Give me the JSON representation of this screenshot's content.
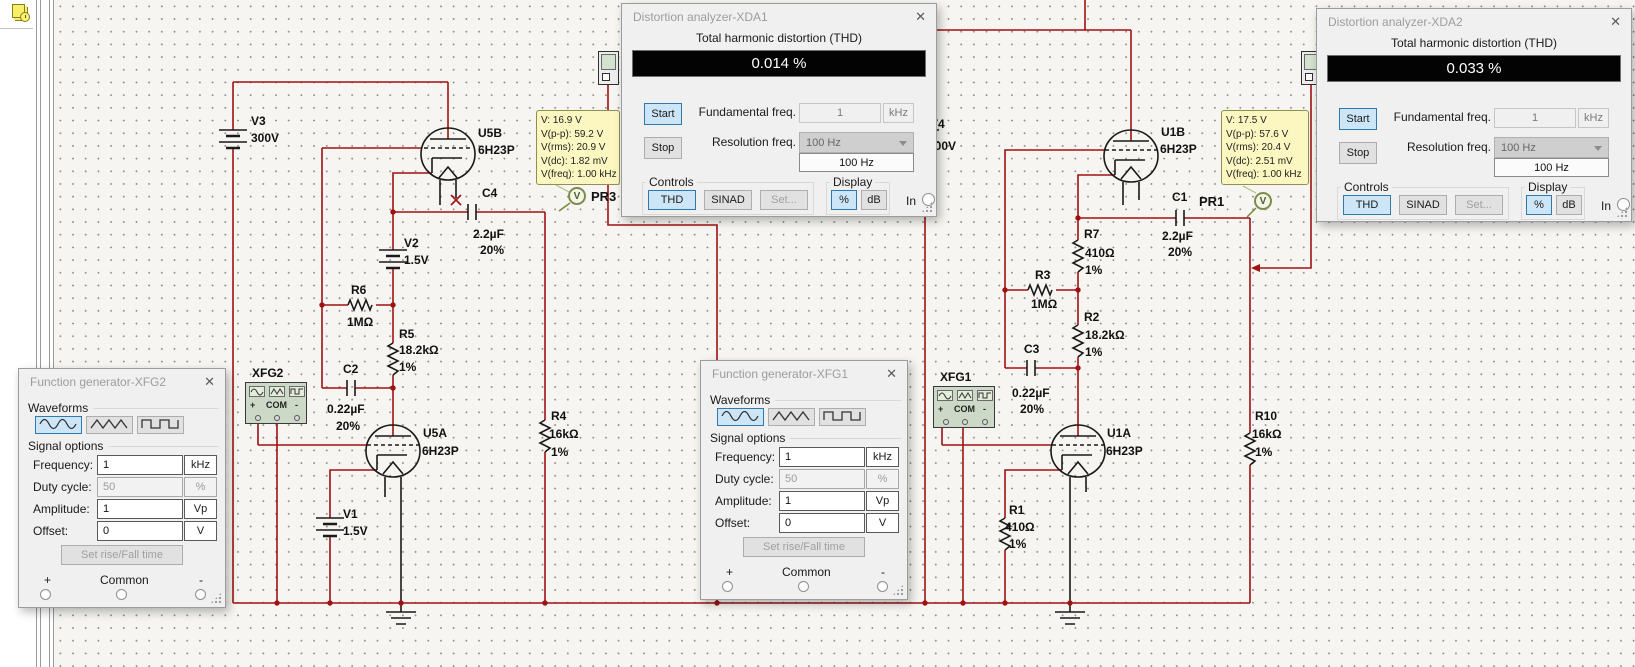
{
  "xda1": {
    "title": "Distortion analyzer-XDA1",
    "subtitle": "Total harmonic distortion (THD)",
    "value": "0.014 %",
    "start": "Start",
    "stop": "Stop",
    "fundamental_label": "Fundamental freq.",
    "fundamental_value": "1",
    "fundamental_unit": "kHz",
    "resolution_label": "Resolution freq.",
    "resolution_dropdown": "100 Hz",
    "resolution_value": "100 Hz",
    "controls_label": "Controls",
    "thd": "THD",
    "sinad": "SINAD",
    "set": "Set...",
    "display_label": "Display",
    "percent": "%",
    "db": "dB",
    "in_label": "In"
  },
  "xda2": {
    "title": "Distortion analyzer-XDA2",
    "subtitle": "Total harmonic distortion (THD)",
    "value": "0.033 %",
    "start": "Start",
    "stop": "Stop",
    "fundamental_label": "Fundamental freq.",
    "fundamental_value": "1",
    "fundamental_unit": "kHz",
    "resolution_label": "Resolution freq.",
    "resolution_dropdown": "100 Hz",
    "resolution_value": "100 Hz",
    "controls_label": "Controls",
    "thd": "THD",
    "sinad": "SINAD",
    "set": "Set...",
    "display_label": "Display",
    "percent": "%",
    "db": "dB",
    "in_label": "In"
  },
  "xfg1": {
    "title": "Function generator-XFG1",
    "waveforms_label": "Waveforms",
    "signal_options_label": "Signal options",
    "frequency_label": "Frequency:",
    "frequency_value": "1",
    "frequency_unit": "kHz",
    "duty_label": "Duty cycle:",
    "duty_value": "50",
    "duty_unit": "%",
    "amplitude_label": "Amplitude:",
    "amplitude_value": "1",
    "amplitude_unit": "Vp",
    "offset_label": "Offset:",
    "offset_value": "0",
    "offset_unit": "V",
    "set_rise_fall": "Set rise/Fall time",
    "plus": "+",
    "common": "Common",
    "minus": "-"
  },
  "xfg2": {
    "title": "Function generator-XFG2",
    "waveforms_label": "Waveforms",
    "signal_options_label": "Signal options",
    "frequency_label": "Frequency:",
    "frequency_value": "1",
    "frequency_unit": "kHz",
    "duty_label": "Duty cycle:",
    "duty_value": "50",
    "duty_unit": "%",
    "amplitude_label": "Amplitude:",
    "amplitude_value": "1",
    "amplitude_unit": "Vp",
    "offset_label": "Offset:",
    "offset_value": "0",
    "offset_unit": "V",
    "set_rise_fall": "Set rise/Fall time",
    "plus": "+",
    "common": "Common",
    "minus": "-"
  },
  "probes": {
    "pr3": {
      "label": "PR3",
      "glyph": "V",
      "lines": [
        "V: 16.9 V",
        "V(p-p): 59.2 V",
        "V(rms): 20.9 V",
        "V(dc): 1.82 mV",
        "V(freq): 1.00 kHz"
      ]
    },
    "pr1": {
      "label": "PR1",
      "glyph": "V",
      "lines": [
        "V: 17.5 V",
        "V(p-p): 57.6 V",
        "V(rms): 20.4 V",
        "V(dc): 2.51 mV",
        "V(freq): 1.00 kHz"
      ]
    }
  },
  "schematic": {
    "v3_ref": "V3",
    "v3_val": "300V",
    "v2_ref": "V2",
    "v2_val": "1.5V",
    "v1_ref": "V1",
    "v1_val": "1.5V",
    "v4_ref": "V4",
    "v4_val": "300V",
    "u5b_ref": "U5B",
    "u5b_val": "6H23P",
    "u5a_ref": "U5A",
    "u5a_val": "6H23P",
    "u1b_ref": "U1B",
    "u1b_val": "6H23P",
    "u1a_ref": "U1A",
    "u1a_val": "6H23P",
    "c4_ref": "C4",
    "c4_val": "2.2µF",
    "c4_tol": "20%",
    "c2_ref": "C2",
    "c2_val": "0.22µF",
    "c2_tol": "20%",
    "c1_ref": "C1",
    "c1_val": "2.2µF",
    "c1_tol": "20%",
    "c3_ref": "C3",
    "c3_val": "0.22µF",
    "c3_tol": "20%",
    "r6_ref": "R6",
    "r6_val": "1MΩ",
    "r5_ref": "R5",
    "r5_val": "18.2kΩ",
    "r5_tol": "1%",
    "r4_ref": "R4",
    "r4_val": "16kΩ",
    "r4_tol": "1%",
    "r7_ref": "R7",
    "r7_val": "410Ω",
    "r7_tol": "1%",
    "r3_ref": "R3",
    "r3_val": "1MΩ",
    "r2_ref": "R2",
    "r2_val": "18.2kΩ",
    "r2_tol": "1%",
    "r1_ref": "R1",
    "r1_val": "410Ω",
    "r1_tol": "1%",
    "r10_ref": "R10",
    "r10_val": "16kΩ",
    "r10_tol": "1%",
    "xfg1_ref": "XFG1",
    "xfg2_ref": "XFG2",
    "com": "COM",
    "plus": "+",
    "minus": "-"
  },
  "icons": {
    "close": "✕",
    "canvas_tool": "in-use-list-icon",
    "xda_instrument": "distortion-analyzer-icon",
    "xfg_instrument": "function-generator-icon",
    "probe": "voltage-probe-icon",
    "sine": "sine-wave-icon",
    "triangle": "triangle-wave-icon",
    "square": "square-wave-icon"
  },
  "colors": {
    "wire": "#a01212",
    "canvas": "#f6f5f1",
    "selected_fill": "#cde6f7",
    "probe_box": "#fcf7c0"
  }
}
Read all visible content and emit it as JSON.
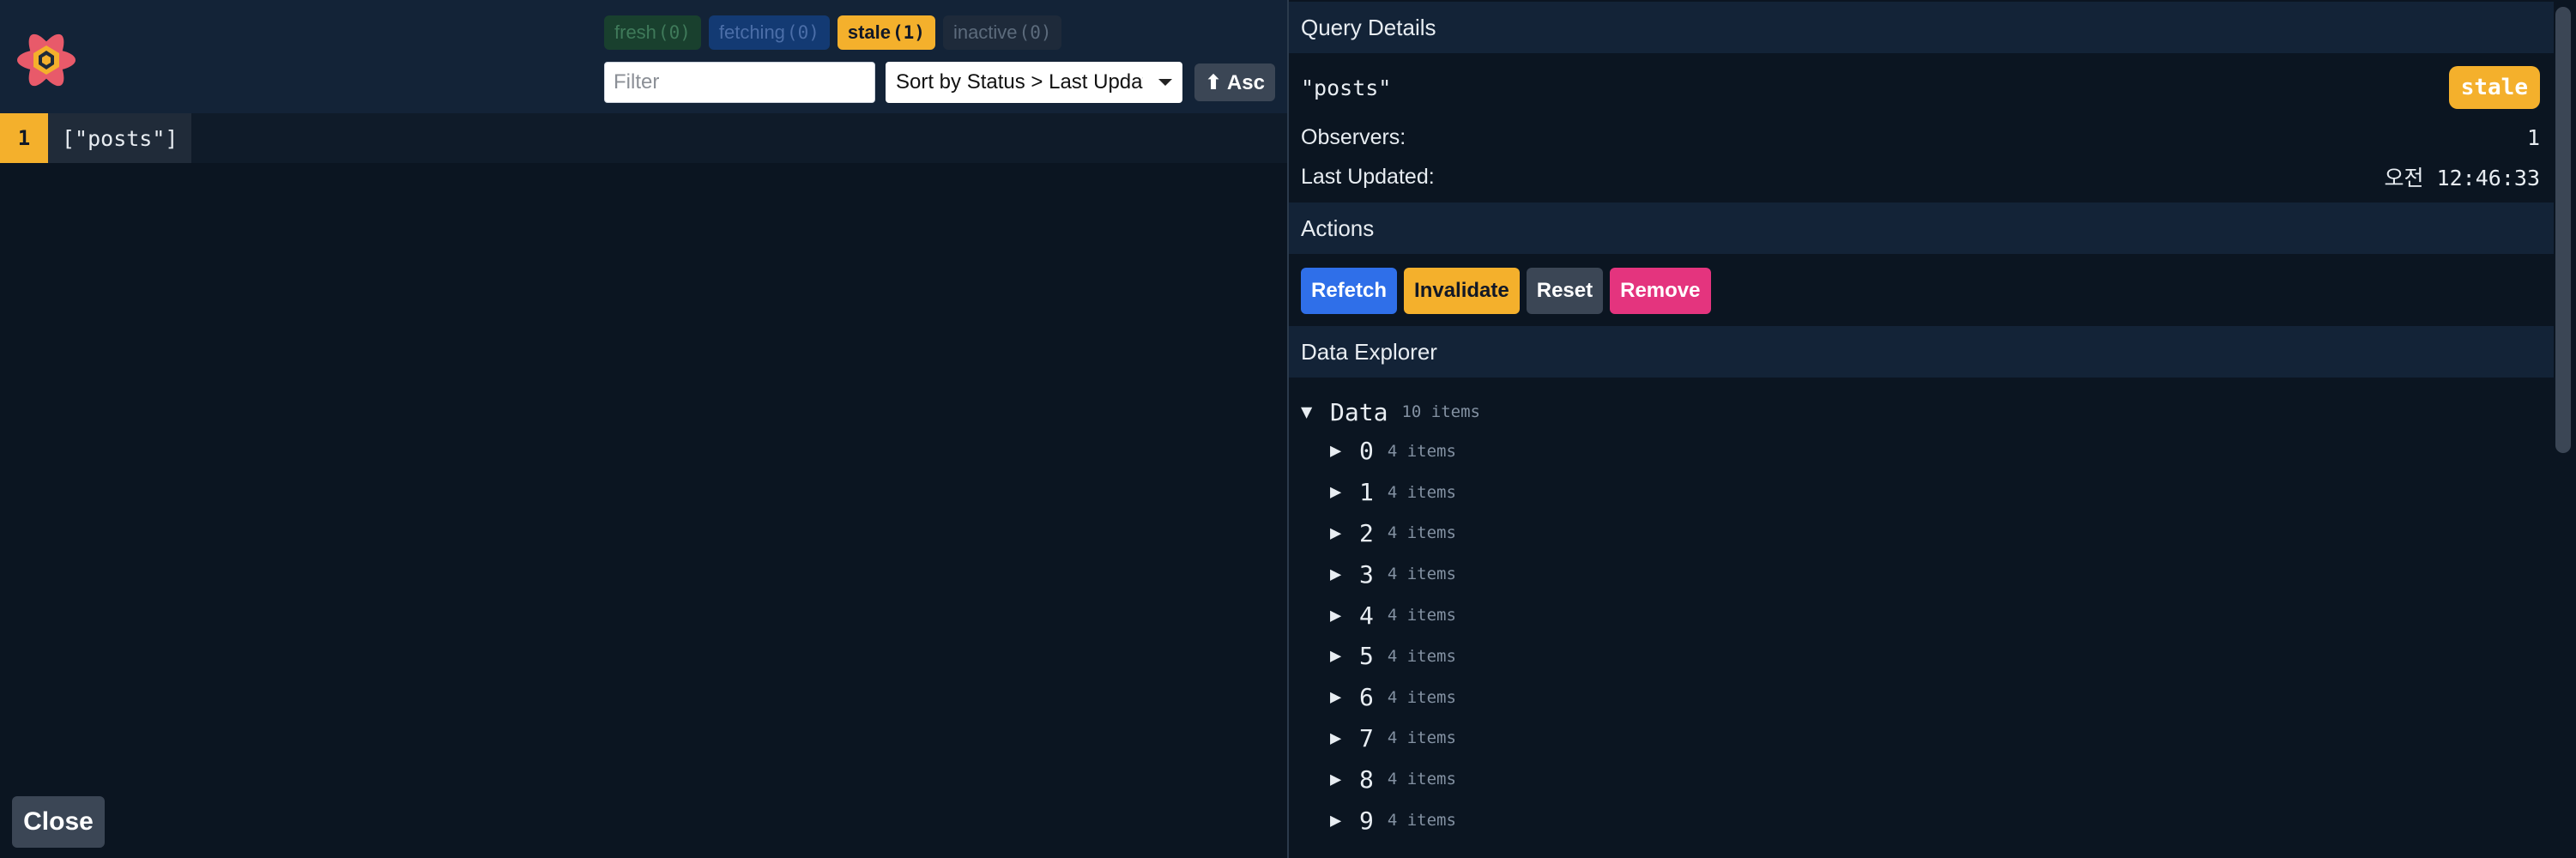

______

- _SET EXERCISE_
The records above must be echoed exactly, minus their pictures.

- _COMPLETE OUTPUT_
Give me the JSON representation of this screenshot's content.
{
  "xda1": {
    "title": "Distortion analyzer-XDA1",
    "subtitle": "Total harmonic distortion (THD)",
    "value": "0.014 %",
    "start": "Start",
    "stop": "Stop",
    "fundamental_label": "Fundamental freq.",
    "fundamental_value": "1",
    "fundamental_unit": "kHz",
    "resolution_label": "Resolution freq.",
    "resolution_dropdown": "100 Hz",
    "resolution_value": "100 Hz",
    "controls_label": "Controls",
    "thd": "THD",
    "sinad": "SINAD",
    "set": "Set...",
    "display_label": "Display",
    "percent": "%",
    "db": "dB",
    "in_label": "In"
  },
  "xda2": {
    "title": "Distortion analyzer-XDA2",
    "subtitle": "Total harmonic distortion (THD)",
    "value": "0.033 %",
    "start": "Start",
    "stop": "Stop",
    "fundamental_label": "Fundamental freq.",
    "fundamental_value": "1",
    "fundamental_unit": "kHz",
    "resolution_label": "Resolution freq.",
    "resolution_dropdown": "100 Hz",
    "resolution_value": "100 Hz",
    "controls_label": "Controls",
    "thd": "THD",
    "sinad": "SINAD",
    "set": "Set...",
    "display_label": "Display",
    "percent": "%",
    "db": "dB",
    "in_label": "In"
  },
  "xfg1": {
    "title": "Function generator-XFG1",
    "waveforms_label": "Waveforms",
    "signal_options_label": "Signal options",
    "frequency_label": "Frequency:",
    "frequency_value": "1",
    "frequency_unit": "kHz",
    "duty_label": "Duty cycle:",
    "duty_value": "50",
    "duty_unit": "%",
    "amplitude_label": "Amplitude:",
    "amplitude_value": "1",
    "amplitude_unit": "Vp",
    "offset_label": "Offset:",
    "offset_value": "0",
    "offset_unit": "V",
    "set_rise_fall": "Set rise/Fall time",
    "plus": "+",
    "common": "Common",
    "minus": "-"
  },
  "xfg2": {
    "title": "Function generator-XFG2",
    "waveforms_label": "Waveforms",
    "signal_options_label": "Signal options",
    "frequency_label": "Frequency:",
    "frequency_value": "1",
    "frequency_unit": "kHz",
    "duty_label": "Duty cycle:",
    "duty_value": "50",
    "duty_unit": "%",
    "amplitude_label": "Amplitude:",
    "amplitude_value": "1",
    "amplitude_unit": "Vp",
    "offset_label": "Offset:",
    "offset_value": "0",
    "offset_unit": "V",
    "set_rise_fall": "Set rise/Fall time",
    "plus": "+",
    "common": "Common",
    "minus": "-"
  },
  "probes": {
    "pr3": {
      "label": "PR3",
      "glyph": "V",
      "lines": [
        "V: 16.9 V",
        "V(p-p): 59.2 V",
        "V(rms): 20.9 V",
        "V(dc): 1.82 mV",
        "V(freq): 1.00 kHz"
      ]
    },
    "pr1": {
      "label": "PR1",
      "glyph": "V",
      "lines": [
        "V: 17.5 V",
        "V(p-p): 57.6 V",
        "V(rms): 20.4 V",
        "V(dc): 2.51 mV",
        "V(freq): 1.00 kHz"
      ]
    }
  },
  "schematic": {
    "v3_ref": "V3",
    "v3_val": "300V",
    "v2_ref": "V2",
    "v2_val": "1.5V",
    "v1_ref": "V1",
    "v1_val": "1.5V",
    "v4_ref": "V4",
    "v4_val": "300V",
    "u5b_ref": "U5B",
    "u5b_val": "6H23P",
    "u5a_ref": "U5A",
    "u5a_val": "6H23P",
    "u1b_ref": "U1B",
    "u1b_val": "6H23P",
    "u1a_ref": "U1A",
    "u1a_val": "6H23P",
    "c4_ref": "C4",
    "c4_val": "2.2µF",
    "c4_tol": "20%",
    "c2_ref": "C2",
    "c2_val": "0.22µF",
    "c2_tol": "20%",
    "c1_ref": "C1",
    "c1_val": "2.2µF",
    "c1_tol": "20%",
    "c3_ref": "C3",
    "c3_val": "0.22µF",
    "c3_tol": "20%",
    "r6_ref": "R6",
    "r6_val": "1MΩ",
    "r5_ref": "R5",
    "r5_val": "18.2kΩ",
    "r5_tol": "1%",
    "r4_ref": "R4",
    "r4_val": "16kΩ",
    "r4_tol": "1%",
    "r7_ref": "R7",
    "r7_val": "410Ω",
    "r7_tol": "1%",
    "r3_ref": "R3",
    "r3_val": "1MΩ",
    "r2_ref": "R2",
    "r2_val": "18.2kΩ",
    "r2_tol": "1%",
    "r1_ref": "R1",
    "r1_val": "410Ω",
    "r1_tol": "1%",
    "r10_ref": "R10",
    "r10_val": "16kΩ",
    "r10_tol": "1%",
    "xfg1_ref": "XFG1",
    "xfg2_ref": "XFG2",
    "com": "COM",
    "plus": "+",
    "minus": "-"
  },
  "icons": {
    "close": "✕",
    "canvas_tool": "in-use-list-icon",
    "xda_instrument": "distortion-analyzer-icon",
    "xfg_instrument": "function-generator-icon",
    "probe": "voltage-probe-icon",
    "sine": "sine-wave-icon",
    "triangle": "triangle-wave-icon",
    "square": "square-wave-icon"
  },
  "colors": {
    "wire": "#a01212",
    "canvas": "#f6f5f1",
    "selected_fill": "#cde6f7",
    "probe_box": "#fcf7c0"
  }
}
Read all visible content and emit it as JSON.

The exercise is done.